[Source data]
+--

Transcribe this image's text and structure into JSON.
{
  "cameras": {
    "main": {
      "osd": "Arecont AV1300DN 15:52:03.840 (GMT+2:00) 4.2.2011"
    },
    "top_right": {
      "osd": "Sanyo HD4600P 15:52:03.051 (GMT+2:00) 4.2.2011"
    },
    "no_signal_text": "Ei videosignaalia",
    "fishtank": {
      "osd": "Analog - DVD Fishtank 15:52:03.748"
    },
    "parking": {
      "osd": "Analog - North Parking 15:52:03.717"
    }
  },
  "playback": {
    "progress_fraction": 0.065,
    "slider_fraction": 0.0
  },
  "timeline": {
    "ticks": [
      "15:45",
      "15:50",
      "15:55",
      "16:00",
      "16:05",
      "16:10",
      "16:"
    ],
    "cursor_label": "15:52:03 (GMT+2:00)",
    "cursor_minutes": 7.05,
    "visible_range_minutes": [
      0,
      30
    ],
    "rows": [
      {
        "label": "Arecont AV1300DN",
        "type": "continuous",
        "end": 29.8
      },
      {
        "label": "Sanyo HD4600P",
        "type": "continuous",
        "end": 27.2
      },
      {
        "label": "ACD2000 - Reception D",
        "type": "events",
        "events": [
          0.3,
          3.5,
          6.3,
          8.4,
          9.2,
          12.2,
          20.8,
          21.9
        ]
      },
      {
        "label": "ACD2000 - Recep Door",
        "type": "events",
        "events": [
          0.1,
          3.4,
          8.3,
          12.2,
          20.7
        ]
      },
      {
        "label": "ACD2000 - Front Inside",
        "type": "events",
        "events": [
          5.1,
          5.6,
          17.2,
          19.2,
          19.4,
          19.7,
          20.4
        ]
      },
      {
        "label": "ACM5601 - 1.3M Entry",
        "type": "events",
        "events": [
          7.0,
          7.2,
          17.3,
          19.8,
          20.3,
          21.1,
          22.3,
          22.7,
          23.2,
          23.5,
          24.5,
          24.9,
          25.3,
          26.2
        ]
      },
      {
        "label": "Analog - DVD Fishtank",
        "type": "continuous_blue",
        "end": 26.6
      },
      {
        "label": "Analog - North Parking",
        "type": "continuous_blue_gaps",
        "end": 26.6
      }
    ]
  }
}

+--

**What you need to do**
Collect, from the material above, every line containing the word "Analog".

**Worked answer**
      "osd": "Analog - DVD Fishtank 15:52:03.748"
      "osd": "Analog - North Parking 15:52:03.717"
        "label": "Analog - DVD Fishtank",
        "label": "Analog - North Parking",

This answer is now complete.